## Records provided
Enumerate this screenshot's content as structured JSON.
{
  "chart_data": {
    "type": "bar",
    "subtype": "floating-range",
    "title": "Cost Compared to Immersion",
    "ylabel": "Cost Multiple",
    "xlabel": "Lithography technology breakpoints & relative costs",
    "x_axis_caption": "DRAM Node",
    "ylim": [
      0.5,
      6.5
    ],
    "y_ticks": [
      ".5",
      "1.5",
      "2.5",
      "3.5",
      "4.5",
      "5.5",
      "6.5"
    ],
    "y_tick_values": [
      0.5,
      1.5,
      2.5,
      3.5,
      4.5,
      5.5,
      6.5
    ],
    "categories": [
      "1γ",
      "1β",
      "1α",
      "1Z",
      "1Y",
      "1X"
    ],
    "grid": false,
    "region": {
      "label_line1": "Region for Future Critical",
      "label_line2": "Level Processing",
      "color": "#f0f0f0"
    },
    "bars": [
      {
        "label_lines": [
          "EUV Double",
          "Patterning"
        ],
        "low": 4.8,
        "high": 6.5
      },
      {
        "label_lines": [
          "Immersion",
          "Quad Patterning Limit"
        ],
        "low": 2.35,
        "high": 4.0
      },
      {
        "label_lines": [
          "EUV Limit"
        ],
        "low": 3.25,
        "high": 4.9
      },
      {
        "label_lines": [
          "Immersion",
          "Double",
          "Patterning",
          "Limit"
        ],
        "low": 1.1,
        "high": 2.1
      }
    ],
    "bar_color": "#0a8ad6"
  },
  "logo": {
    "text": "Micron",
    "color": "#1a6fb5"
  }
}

## What you have to do
Gather every line from the listing above in which "Limit" appears, and copy those lines.

## Correct answer
          "Quad Patterning Limit"
          "EUV Limit"
          "Limit"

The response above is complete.